---------- MATERIAL PROVIDED

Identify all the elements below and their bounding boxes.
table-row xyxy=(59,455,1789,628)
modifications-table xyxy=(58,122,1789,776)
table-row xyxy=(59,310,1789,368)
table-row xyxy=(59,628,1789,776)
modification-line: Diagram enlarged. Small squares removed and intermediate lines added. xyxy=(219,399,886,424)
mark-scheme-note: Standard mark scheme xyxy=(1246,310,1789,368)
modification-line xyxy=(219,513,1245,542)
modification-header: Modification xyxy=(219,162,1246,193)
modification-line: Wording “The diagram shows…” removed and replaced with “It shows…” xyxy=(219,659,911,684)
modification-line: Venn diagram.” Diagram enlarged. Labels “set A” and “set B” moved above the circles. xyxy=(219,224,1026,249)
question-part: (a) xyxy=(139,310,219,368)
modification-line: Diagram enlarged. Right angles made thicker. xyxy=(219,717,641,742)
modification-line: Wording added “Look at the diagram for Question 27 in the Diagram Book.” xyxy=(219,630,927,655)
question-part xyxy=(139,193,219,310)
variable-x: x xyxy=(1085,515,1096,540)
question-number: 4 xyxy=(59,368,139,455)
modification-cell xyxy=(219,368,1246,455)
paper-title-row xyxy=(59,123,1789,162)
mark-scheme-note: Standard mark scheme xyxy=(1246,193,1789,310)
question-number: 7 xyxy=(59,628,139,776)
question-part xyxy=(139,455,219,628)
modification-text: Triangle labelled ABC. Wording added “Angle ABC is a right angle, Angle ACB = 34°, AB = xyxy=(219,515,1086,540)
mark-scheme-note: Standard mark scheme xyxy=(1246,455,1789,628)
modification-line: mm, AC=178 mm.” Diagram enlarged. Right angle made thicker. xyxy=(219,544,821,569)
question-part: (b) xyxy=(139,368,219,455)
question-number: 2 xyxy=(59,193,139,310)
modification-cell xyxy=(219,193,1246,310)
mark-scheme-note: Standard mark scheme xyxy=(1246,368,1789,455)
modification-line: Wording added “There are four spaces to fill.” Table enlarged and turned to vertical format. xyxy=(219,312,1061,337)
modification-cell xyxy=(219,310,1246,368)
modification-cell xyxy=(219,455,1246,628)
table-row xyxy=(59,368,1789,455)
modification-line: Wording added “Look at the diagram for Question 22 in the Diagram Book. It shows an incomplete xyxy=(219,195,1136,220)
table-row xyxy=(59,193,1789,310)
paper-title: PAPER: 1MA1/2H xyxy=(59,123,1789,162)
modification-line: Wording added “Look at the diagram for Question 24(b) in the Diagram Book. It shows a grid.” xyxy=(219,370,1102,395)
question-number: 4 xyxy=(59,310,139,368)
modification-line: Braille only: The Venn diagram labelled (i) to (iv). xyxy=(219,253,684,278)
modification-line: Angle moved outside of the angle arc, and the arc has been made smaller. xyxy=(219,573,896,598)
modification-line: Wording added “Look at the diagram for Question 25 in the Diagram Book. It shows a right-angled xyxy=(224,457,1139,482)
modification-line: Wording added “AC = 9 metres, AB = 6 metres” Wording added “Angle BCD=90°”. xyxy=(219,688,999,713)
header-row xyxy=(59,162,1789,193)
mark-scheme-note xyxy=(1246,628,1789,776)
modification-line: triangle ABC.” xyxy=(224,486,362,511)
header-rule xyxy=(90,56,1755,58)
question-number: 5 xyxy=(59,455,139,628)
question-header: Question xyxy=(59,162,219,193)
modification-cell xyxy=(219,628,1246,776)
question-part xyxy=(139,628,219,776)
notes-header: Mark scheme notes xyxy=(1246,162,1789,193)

--------------------

**GOAL:**
Quote every line of the data above word for word.

**TASK ANSWER:**
Identify all the elements below and their bounding boxes.
table-row xyxy=(59,455,1789,628)
modifications-table xyxy=(58,122,1789,776)
table-row xyxy=(59,310,1789,368)
table-row xyxy=(59,628,1789,776)
modification-line: Diagram enlarged. Small squares removed and intermediate lines added. xyxy=(219,399,886,424)
mark-scheme-note: Standard mark scheme xyxy=(1246,310,1789,368)
modification-line xyxy=(219,513,1245,542)
modification-header: Modification xyxy=(219,162,1246,193)
modification-line: Wording “The diagram shows…” removed and replaced with “It shows…” xyxy=(219,659,911,684)
modification-line: Venn diagram.” Diagram enlarged. Labels “set A” and “set B” moved above the circles. xyxy=(219,224,1026,249)
question-part: (a) xyxy=(139,310,219,368)
modification-line: Diagram enlarged. Right angles made thicker. xyxy=(219,717,641,742)
modification-line: Wording added “Look at the diagram for Question 27 in the Diagram Book.” xyxy=(219,630,927,655)
question-part xyxy=(139,193,219,310)
variable-x: x xyxy=(1085,515,1096,540)
question-number: 4 xyxy=(59,368,139,455)
modification-cell xyxy=(219,368,1246,455)
paper-title-row xyxy=(59,123,1789,162)
mark-scheme-note: Standard mark scheme xyxy=(1246,193,1789,310)
question-number: 7 xyxy=(59,628,139,776)
question-part xyxy=(139,455,219,628)
modification-text: Triangle labelled ABC. Wording added “Angle ABC is a right angle, Angle ACB = 34°, AB = xyxy=(219,515,1086,540)
mark-scheme-note: Standard mark scheme xyxy=(1246,455,1789,628)
modification-line: mm, AC=178 mm.” Diagram enlarged. Right angle made thicker. xyxy=(219,544,821,569)
question-part: (b) xyxy=(139,368,219,455)
question-number: 2 xyxy=(59,193,139,310)
modification-cell xyxy=(219,193,1246,310)
mark-scheme-note: Standard mark scheme xyxy=(1246,368,1789,455)
modification-line: Wording added “There are four spaces to fill.” Table enlarged and turned to vertical format. xyxy=(219,312,1061,337)
modification-cell xyxy=(219,310,1246,368)
modification-cell xyxy=(219,455,1246,628)
table-row xyxy=(59,368,1789,455)
modification-line: Wording added “Look at the diagram for Question 22 in the Diagram Book. It shows an incomplete xyxy=(219,195,1136,220)
table-row xyxy=(59,193,1789,310)
paper-title: PAPER: 1MA1/2H xyxy=(59,123,1789,162)
modification-line: Wording added “Look at the diagram for Question 24(b) in the Diagram Book. It shows a grid.” xyxy=(219,370,1102,395)
question-number: 4 xyxy=(59,310,139,368)
modification-line: Braille only: The Venn diagram labelled (i) to (iv). xyxy=(219,253,684,278)
modification-line: Angle moved outside of the angle arc, and the arc has been made smaller. xyxy=(219,573,896,598)
modification-line: Wording added “Look at the diagram for Question 25 in the Diagram Book. It shows a right-angled xyxy=(224,457,1139,482)
modification-line: Wording added “AC = 9 metres, AB = 6 metres” Wording added “Angle BCD=90°”. xyxy=(219,688,999,713)
header-row xyxy=(59,162,1789,193)
mark-scheme-note xyxy=(1246,628,1789,776)
modification-line: triangle ABC.” xyxy=(224,486,362,511)
header-rule xyxy=(90,56,1755,58)
question-number: 5 xyxy=(59,455,139,628)
question-header: Question xyxy=(59,162,219,193)
modification-cell xyxy=(219,628,1246,776)
question-part xyxy=(139,628,219,776)
notes-header: Mark scheme notes xyxy=(1246,162,1789,193)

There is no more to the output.